## YOUR TASK
Determine the number of lines that contain the word "username", then state that number and nothing more.

## EXERCISE INPUT
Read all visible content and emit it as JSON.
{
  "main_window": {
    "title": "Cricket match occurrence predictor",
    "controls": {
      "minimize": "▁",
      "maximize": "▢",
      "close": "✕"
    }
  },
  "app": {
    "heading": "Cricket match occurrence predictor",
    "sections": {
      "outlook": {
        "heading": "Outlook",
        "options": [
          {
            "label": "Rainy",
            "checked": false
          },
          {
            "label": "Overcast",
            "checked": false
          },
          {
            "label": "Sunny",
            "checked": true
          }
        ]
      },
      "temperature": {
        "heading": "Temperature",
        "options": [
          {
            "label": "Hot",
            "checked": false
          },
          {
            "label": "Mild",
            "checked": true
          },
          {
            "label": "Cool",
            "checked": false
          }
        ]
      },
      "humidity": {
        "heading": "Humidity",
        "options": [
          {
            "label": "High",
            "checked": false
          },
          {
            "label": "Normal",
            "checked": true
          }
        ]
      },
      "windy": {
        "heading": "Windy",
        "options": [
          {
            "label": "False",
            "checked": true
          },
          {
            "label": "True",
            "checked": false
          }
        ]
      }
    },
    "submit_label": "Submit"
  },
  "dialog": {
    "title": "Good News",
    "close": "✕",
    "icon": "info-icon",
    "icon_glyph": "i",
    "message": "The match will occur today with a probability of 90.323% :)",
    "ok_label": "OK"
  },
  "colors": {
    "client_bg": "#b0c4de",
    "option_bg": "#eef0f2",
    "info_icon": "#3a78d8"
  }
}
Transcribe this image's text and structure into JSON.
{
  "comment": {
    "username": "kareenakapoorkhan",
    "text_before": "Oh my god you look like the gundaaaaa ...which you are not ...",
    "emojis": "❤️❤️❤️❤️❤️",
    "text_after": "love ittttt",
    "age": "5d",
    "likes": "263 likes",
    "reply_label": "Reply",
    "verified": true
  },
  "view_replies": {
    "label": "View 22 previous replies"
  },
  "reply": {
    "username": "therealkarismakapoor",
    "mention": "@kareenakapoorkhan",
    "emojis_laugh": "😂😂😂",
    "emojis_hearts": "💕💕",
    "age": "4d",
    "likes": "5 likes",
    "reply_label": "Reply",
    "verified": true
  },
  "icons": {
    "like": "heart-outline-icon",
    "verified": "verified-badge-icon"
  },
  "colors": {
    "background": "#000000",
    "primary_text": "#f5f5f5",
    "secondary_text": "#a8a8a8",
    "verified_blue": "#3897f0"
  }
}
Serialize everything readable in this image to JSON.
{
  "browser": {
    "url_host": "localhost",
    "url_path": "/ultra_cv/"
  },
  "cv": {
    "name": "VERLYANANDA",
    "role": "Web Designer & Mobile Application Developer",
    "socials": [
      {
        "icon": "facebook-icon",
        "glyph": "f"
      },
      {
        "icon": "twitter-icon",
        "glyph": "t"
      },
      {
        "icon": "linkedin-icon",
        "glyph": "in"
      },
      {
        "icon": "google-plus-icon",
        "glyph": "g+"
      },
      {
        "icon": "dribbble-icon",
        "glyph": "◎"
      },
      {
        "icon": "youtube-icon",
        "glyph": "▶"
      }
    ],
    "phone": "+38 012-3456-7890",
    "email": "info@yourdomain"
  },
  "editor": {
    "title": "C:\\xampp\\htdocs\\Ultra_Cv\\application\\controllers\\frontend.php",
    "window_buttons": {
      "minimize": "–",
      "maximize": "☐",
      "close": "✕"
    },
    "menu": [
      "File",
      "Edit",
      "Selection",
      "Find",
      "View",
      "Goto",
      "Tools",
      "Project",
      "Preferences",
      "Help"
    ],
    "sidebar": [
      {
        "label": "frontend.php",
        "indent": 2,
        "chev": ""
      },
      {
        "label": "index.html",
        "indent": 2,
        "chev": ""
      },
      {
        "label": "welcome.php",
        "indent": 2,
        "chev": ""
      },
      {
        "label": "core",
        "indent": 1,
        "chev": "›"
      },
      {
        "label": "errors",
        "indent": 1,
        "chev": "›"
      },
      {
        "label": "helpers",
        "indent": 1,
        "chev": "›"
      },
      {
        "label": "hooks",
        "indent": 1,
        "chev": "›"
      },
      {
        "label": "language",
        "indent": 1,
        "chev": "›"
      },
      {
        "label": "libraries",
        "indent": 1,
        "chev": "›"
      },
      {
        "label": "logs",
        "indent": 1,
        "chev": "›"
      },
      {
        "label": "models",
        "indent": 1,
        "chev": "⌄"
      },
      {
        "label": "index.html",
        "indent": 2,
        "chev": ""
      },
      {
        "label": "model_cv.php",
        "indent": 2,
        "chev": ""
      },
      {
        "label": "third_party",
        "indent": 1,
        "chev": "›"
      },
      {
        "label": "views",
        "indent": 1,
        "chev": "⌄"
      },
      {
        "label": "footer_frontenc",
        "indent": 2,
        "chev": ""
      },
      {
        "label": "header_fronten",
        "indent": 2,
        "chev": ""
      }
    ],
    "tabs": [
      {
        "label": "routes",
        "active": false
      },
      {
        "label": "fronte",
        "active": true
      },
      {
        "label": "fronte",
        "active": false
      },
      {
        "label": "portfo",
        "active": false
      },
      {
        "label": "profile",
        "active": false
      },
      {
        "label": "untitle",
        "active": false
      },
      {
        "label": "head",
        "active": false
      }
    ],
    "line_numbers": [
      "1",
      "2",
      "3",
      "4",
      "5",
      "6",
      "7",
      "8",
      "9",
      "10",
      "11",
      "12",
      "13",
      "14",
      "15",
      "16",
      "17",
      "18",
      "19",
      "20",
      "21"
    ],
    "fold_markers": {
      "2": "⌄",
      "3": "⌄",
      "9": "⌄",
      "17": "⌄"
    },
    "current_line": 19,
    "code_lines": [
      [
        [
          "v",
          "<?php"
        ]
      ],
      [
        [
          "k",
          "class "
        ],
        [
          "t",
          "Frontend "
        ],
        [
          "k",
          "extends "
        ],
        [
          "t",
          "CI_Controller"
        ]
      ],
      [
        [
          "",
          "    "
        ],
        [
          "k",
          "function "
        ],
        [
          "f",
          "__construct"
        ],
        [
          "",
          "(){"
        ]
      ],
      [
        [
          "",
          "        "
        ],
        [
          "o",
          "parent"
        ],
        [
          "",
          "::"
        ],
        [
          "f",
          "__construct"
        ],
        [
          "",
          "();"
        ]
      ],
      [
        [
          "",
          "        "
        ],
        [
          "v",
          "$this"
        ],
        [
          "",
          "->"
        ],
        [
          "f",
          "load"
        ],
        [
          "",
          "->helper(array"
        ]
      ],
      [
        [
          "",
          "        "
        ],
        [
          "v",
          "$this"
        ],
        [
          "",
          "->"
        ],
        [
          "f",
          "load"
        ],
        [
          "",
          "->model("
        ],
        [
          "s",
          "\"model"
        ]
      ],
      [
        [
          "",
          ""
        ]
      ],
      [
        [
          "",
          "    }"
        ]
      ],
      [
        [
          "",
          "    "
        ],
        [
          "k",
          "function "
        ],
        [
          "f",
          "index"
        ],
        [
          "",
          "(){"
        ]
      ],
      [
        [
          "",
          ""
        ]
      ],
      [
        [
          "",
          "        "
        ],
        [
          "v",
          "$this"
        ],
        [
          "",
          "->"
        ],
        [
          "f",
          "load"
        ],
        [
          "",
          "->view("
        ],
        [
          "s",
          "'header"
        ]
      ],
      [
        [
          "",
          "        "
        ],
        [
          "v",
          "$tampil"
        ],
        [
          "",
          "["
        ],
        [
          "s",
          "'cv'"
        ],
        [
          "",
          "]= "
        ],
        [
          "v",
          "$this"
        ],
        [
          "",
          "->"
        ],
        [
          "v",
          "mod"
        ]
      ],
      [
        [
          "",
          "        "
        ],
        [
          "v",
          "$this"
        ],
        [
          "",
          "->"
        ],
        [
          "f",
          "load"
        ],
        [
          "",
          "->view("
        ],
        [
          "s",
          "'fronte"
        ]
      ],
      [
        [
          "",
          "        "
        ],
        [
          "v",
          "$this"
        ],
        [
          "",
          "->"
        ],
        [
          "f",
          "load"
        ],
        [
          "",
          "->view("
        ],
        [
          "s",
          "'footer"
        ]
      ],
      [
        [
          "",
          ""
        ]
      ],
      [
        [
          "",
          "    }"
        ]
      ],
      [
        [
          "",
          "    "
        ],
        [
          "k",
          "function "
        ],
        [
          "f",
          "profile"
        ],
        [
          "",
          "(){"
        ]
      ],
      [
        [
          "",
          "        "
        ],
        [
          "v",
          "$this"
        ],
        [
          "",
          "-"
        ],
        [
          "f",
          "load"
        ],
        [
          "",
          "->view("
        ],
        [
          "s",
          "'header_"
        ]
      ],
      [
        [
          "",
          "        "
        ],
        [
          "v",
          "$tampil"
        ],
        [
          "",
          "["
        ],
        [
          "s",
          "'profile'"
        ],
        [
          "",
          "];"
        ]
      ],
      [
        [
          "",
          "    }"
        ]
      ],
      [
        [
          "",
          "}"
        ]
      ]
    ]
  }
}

## WRITTEN ANSWER
2